■ **What is needed**
Repeat the material below exactly, line for line.

==============================

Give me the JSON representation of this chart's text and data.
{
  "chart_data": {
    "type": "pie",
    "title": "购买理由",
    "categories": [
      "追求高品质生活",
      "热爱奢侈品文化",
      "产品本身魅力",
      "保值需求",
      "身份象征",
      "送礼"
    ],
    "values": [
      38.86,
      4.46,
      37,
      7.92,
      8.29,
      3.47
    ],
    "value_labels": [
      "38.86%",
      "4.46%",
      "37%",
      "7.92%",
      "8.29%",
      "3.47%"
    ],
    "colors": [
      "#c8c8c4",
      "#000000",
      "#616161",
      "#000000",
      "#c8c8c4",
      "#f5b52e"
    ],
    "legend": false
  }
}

==============================

■ **The answer**
Give me the JSON representation of this chart's text and data.
{
  "chart_data": {
    "type": "pie",
    "title": "购买理由",
    "categories": [
      "追求高品质生活",
      "热爱奢侈品文化",
      "产品本身魅力",
      "保值需求",
      "身份象征",
      "送礼"
    ],
    "values": [
      38.86,
      4.46,
      37,
      7.92,
      8.29,
      3.47
    ],
    "value_labels": [
      "38.86%",
      "4.46%",
      "37%",
      "7.92%",
      "8.29%",
      "3.47%"
    ],
    "colors": [
      "#c8c8c4",
      "#000000",
      "#616161",
      "#000000",
      "#c8c8c4",
      "#f5b52e"
    ],
    "legend": false
  }
}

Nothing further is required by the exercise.